(Rows from a dataset)

◆ ◆ ◆

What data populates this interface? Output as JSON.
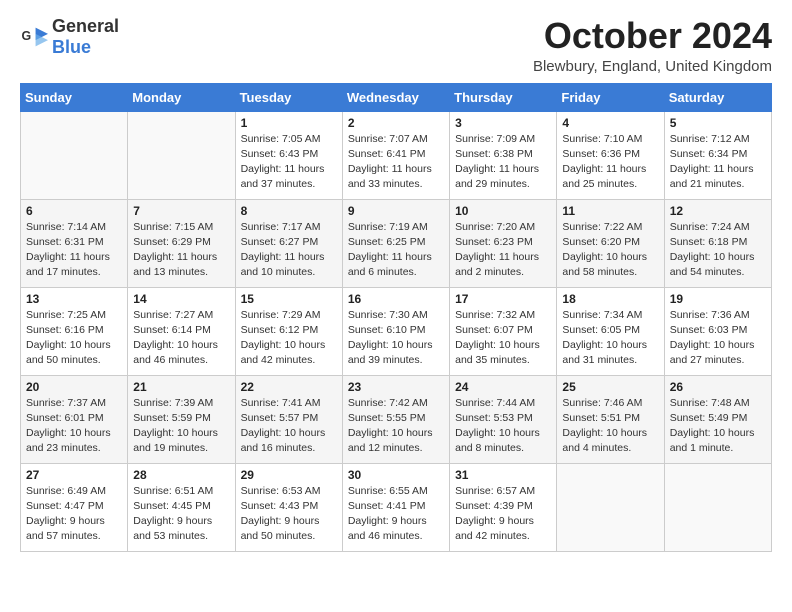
{
  "header": {
    "logo_general": "General",
    "logo_blue": "Blue",
    "month_title": "October 2024",
    "location": "Blewbury, England, United Kingdom"
  },
  "days_of_week": [
    "Sunday",
    "Monday",
    "Tuesday",
    "Wednesday",
    "Thursday",
    "Friday",
    "Saturday"
  ],
  "weeks": [
    [
      {
        "day": "",
        "info": ""
      },
      {
        "day": "",
        "info": ""
      },
      {
        "day": "1",
        "info": "Sunrise: 7:05 AM\nSunset: 6:43 PM\nDaylight: 11 hours\nand 37 minutes."
      },
      {
        "day": "2",
        "info": "Sunrise: 7:07 AM\nSunset: 6:41 PM\nDaylight: 11 hours\nand 33 minutes."
      },
      {
        "day": "3",
        "info": "Sunrise: 7:09 AM\nSunset: 6:38 PM\nDaylight: 11 hours\nand 29 minutes."
      },
      {
        "day": "4",
        "info": "Sunrise: 7:10 AM\nSunset: 6:36 PM\nDaylight: 11 hours\nand 25 minutes."
      },
      {
        "day": "5",
        "info": "Sunrise: 7:12 AM\nSunset: 6:34 PM\nDaylight: 11 hours\nand 21 minutes."
      }
    ],
    [
      {
        "day": "6",
        "info": "Sunrise: 7:14 AM\nSunset: 6:31 PM\nDaylight: 11 hours\nand 17 minutes."
      },
      {
        "day": "7",
        "info": "Sunrise: 7:15 AM\nSunset: 6:29 PM\nDaylight: 11 hours\nand 13 minutes."
      },
      {
        "day": "8",
        "info": "Sunrise: 7:17 AM\nSunset: 6:27 PM\nDaylight: 11 hours\nand 10 minutes."
      },
      {
        "day": "9",
        "info": "Sunrise: 7:19 AM\nSunset: 6:25 PM\nDaylight: 11 hours\nand 6 minutes."
      },
      {
        "day": "10",
        "info": "Sunrise: 7:20 AM\nSunset: 6:23 PM\nDaylight: 11 hours\nand 2 minutes."
      },
      {
        "day": "11",
        "info": "Sunrise: 7:22 AM\nSunset: 6:20 PM\nDaylight: 10 hours\nand 58 minutes."
      },
      {
        "day": "12",
        "info": "Sunrise: 7:24 AM\nSunset: 6:18 PM\nDaylight: 10 hours\nand 54 minutes."
      }
    ],
    [
      {
        "day": "13",
        "info": "Sunrise: 7:25 AM\nSunset: 6:16 PM\nDaylight: 10 hours\nand 50 minutes."
      },
      {
        "day": "14",
        "info": "Sunrise: 7:27 AM\nSunset: 6:14 PM\nDaylight: 10 hours\nand 46 minutes."
      },
      {
        "day": "15",
        "info": "Sunrise: 7:29 AM\nSunset: 6:12 PM\nDaylight: 10 hours\nand 42 minutes."
      },
      {
        "day": "16",
        "info": "Sunrise: 7:30 AM\nSunset: 6:10 PM\nDaylight: 10 hours\nand 39 minutes."
      },
      {
        "day": "17",
        "info": "Sunrise: 7:32 AM\nSunset: 6:07 PM\nDaylight: 10 hours\nand 35 minutes."
      },
      {
        "day": "18",
        "info": "Sunrise: 7:34 AM\nSunset: 6:05 PM\nDaylight: 10 hours\nand 31 minutes."
      },
      {
        "day": "19",
        "info": "Sunrise: 7:36 AM\nSunset: 6:03 PM\nDaylight: 10 hours\nand 27 minutes."
      }
    ],
    [
      {
        "day": "20",
        "info": "Sunrise: 7:37 AM\nSunset: 6:01 PM\nDaylight: 10 hours\nand 23 minutes."
      },
      {
        "day": "21",
        "info": "Sunrise: 7:39 AM\nSunset: 5:59 PM\nDaylight: 10 hours\nand 19 minutes."
      },
      {
        "day": "22",
        "info": "Sunrise: 7:41 AM\nSunset: 5:57 PM\nDaylight: 10 hours\nand 16 minutes."
      },
      {
        "day": "23",
        "info": "Sunrise: 7:42 AM\nSunset: 5:55 PM\nDaylight: 10 hours\nand 12 minutes."
      },
      {
        "day": "24",
        "info": "Sunrise: 7:44 AM\nSunset: 5:53 PM\nDaylight: 10 hours\nand 8 minutes."
      },
      {
        "day": "25",
        "info": "Sunrise: 7:46 AM\nSunset: 5:51 PM\nDaylight: 10 hours\nand 4 minutes."
      },
      {
        "day": "26",
        "info": "Sunrise: 7:48 AM\nSunset: 5:49 PM\nDaylight: 10 hours\nand 1 minute."
      }
    ],
    [
      {
        "day": "27",
        "info": "Sunrise: 6:49 AM\nSunset: 4:47 PM\nDaylight: 9 hours\nand 57 minutes."
      },
      {
        "day": "28",
        "info": "Sunrise: 6:51 AM\nSunset: 4:45 PM\nDaylight: 9 hours\nand 53 minutes."
      },
      {
        "day": "29",
        "info": "Sunrise: 6:53 AM\nSunset: 4:43 PM\nDaylight: 9 hours\nand 50 minutes."
      },
      {
        "day": "30",
        "info": "Sunrise: 6:55 AM\nSunset: 4:41 PM\nDaylight: 9 hours\nand 46 minutes."
      },
      {
        "day": "31",
        "info": "Sunrise: 6:57 AM\nSunset: 4:39 PM\nDaylight: 9 hours\nand 42 minutes."
      },
      {
        "day": "",
        "info": ""
      },
      {
        "day": "",
        "info": ""
      }
    ]
  ]
}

◆ ◆ ◆

-- Aim of the exercise --
Pictures appear in the records above. Output everything except them, exactly.

-- Task output --
What data populates this interface? Output as JSON.
{
  "header": {
    "logo_general": "General",
    "logo_blue": "Blue",
    "month_title": "October 2024",
    "location": "Blewbury, England, United Kingdom"
  },
  "days_of_week": [
    "Sunday",
    "Monday",
    "Tuesday",
    "Wednesday",
    "Thursday",
    "Friday",
    "Saturday"
  ],
  "weeks": [
    [
      {
        "day": "",
        "info": ""
      },
      {
        "day": "",
        "info": ""
      },
      {
        "day": "1",
        "info": "Sunrise: 7:05 AM\nSunset: 6:43 PM\nDaylight: 11 hours\nand 37 minutes."
      },
      {
        "day": "2",
        "info": "Sunrise: 7:07 AM\nSunset: 6:41 PM\nDaylight: 11 hours\nand 33 minutes."
      },
      {
        "day": "3",
        "info": "Sunrise: 7:09 AM\nSunset: 6:38 PM\nDaylight: 11 hours\nand 29 minutes."
      },
      {
        "day": "4",
        "info": "Sunrise: 7:10 AM\nSunset: 6:36 PM\nDaylight: 11 hours\nand 25 minutes."
      },
      {
        "day": "5",
        "info": "Sunrise: 7:12 AM\nSunset: 6:34 PM\nDaylight: 11 hours\nand 21 minutes."
      }
    ],
    [
      {
        "day": "6",
        "info": "Sunrise: 7:14 AM\nSunset: 6:31 PM\nDaylight: 11 hours\nand 17 minutes."
      },
      {
        "day": "7",
        "info": "Sunrise: 7:15 AM\nSunset: 6:29 PM\nDaylight: 11 hours\nand 13 minutes."
      },
      {
        "day": "8",
        "info": "Sunrise: 7:17 AM\nSunset: 6:27 PM\nDaylight: 11 hours\nand 10 minutes."
      },
      {
        "day": "9",
        "info": "Sunrise: 7:19 AM\nSunset: 6:25 PM\nDaylight: 11 hours\nand 6 minutes."
      },
      {
        "day": "10",
        "info": "Sunrise: 7:20 AM\nSunset: 6:23 PM\nDaylight: 11 hours\nand 2 minutes."
      },
      {
        "day": "11",
        "info": "Sunrise: 7:22 AM\nSunset: 6:20 PM\nDaylight: 10 hours\nand 58 minutes."
      },
      {
        "day": "12",
        "info": "Sunrise: 7:24 AM\nSunset: 6:18 PM\nDaylight: 10 hours\nand 54 minutes."
      }
    ],
    [
      {
        "day": "13",
        "info": "Sunrise: 7:25 AM\nSunset: 6:16 PM\nDaylight: 10 hours\nand 50 minutes."
      },
      {
        "day": "14",
        "info": "Sunrise: 7:27 AM\nSunset: 6:14 PM\nDaylight: 10 hours\nand 46 minutes."
      },
      {
        "day": "15",
        "info": "Sunrise: 7:29 AM\nSunset: 6:12 PM\nDaylight: 10 hours\nand 42 minutes."
      },
      {
        "day": "16",
        "info": "Sunrise: 7:30 AM\nSunset: 6:10 PM\nDaylight: 10 hours\nand 39 minutes."
      },
      {
        "day": "17",
        "info": "Sunrise: 7:32 AM\nSunset: 6:07 PM\nDaylight: 10 hours\nand 35 minutes."
      },
      {
        "day": "18",
        "info": "Sunrise: 7:34 AM\nSunset: 6:05 PM\nDaylight: 10 hours\nand 31 minutes."
      },
      {
        "day": "19",
        "info": "Sunrise: 7:36 AM\nSunset: 6:03 PM\nDaylight: 10 hours\nand 27 minutes."
      }
    ],
    [
      {
        "day": "20",
        "info": "Sunrise: 7:37 AM\nSunset: 6:01 PM\nDaylight: 10 hours\nand 23 minutes."
      },
      {
        "day": "21",
        "info": "Sunrise: 7:39 AM\nSunset: 5:59 PM\nDaylight: 10 hours\nand 19 minutes."
      },
      {
        "day": "22",
        "info": "Sunrise: 7:41 AM\nSunset: 5:57 PM\nDaylight: 10 hours\nand 16 minutes."
      },
      {
        "day": "23",
        "info": "Sunrise: 7:42 AM\nSunset: 5:55 PM\nDaylight: 10 hours\nand 12 minutes."
      },
      {
        "day": "24",
        "info": "Sunrise: 7:44 AM\nSunset: 5:53 PM\nDaylight: 10 hours\nand 8 minutes."
      },
      {
        "day": "25",
        "info": "Sunrise: 7:46 AM\nSunset: 5:51 PM\nDaylight: 10 hours\nand 4 minutes."
      },
      {
        "day": "26",
        "info": "Sunrise: 7:48 AM\nSunset: 5:49 PM\nDaylight: 10 hours\nand 1 minute."
      }
    ],
    [
      {
        "day": "27",
        "info": "Sunrise: 6:49 AM\nSunset: 4:47 PM\nDaylight: 9 hours\nand 57 minutes."
      },
      {
        "day": "28",
        "info": "Sunrise: 6:51 AM\nSunset: 4:45 PM\nDaylight: 9 hours\nand 53 minutes."
      },
      {
        "day": "29",
        "info": "Sunrise: 6:53 AM\nSunset: 4:43 PM\nDaylight: 9 hours\nand 50 minutes."
      },
      {
        "day": "30",
        "info": "Sunrise: 6:55 AM\nSunset: 4:41 PM\nDaylight: 9 hours\nand 46 minutes."
      },
      {
        "day": "31",
        "info": "Sunrise: 6:57 AM\nSunset: 4:39 PM\nDaylight: 9 hours\nand 42 minutes."
      },
      {
        "day": "",
        "info": ""
      },
      {
        "day": "",
        "info": ""
      }
    ]
  ]
}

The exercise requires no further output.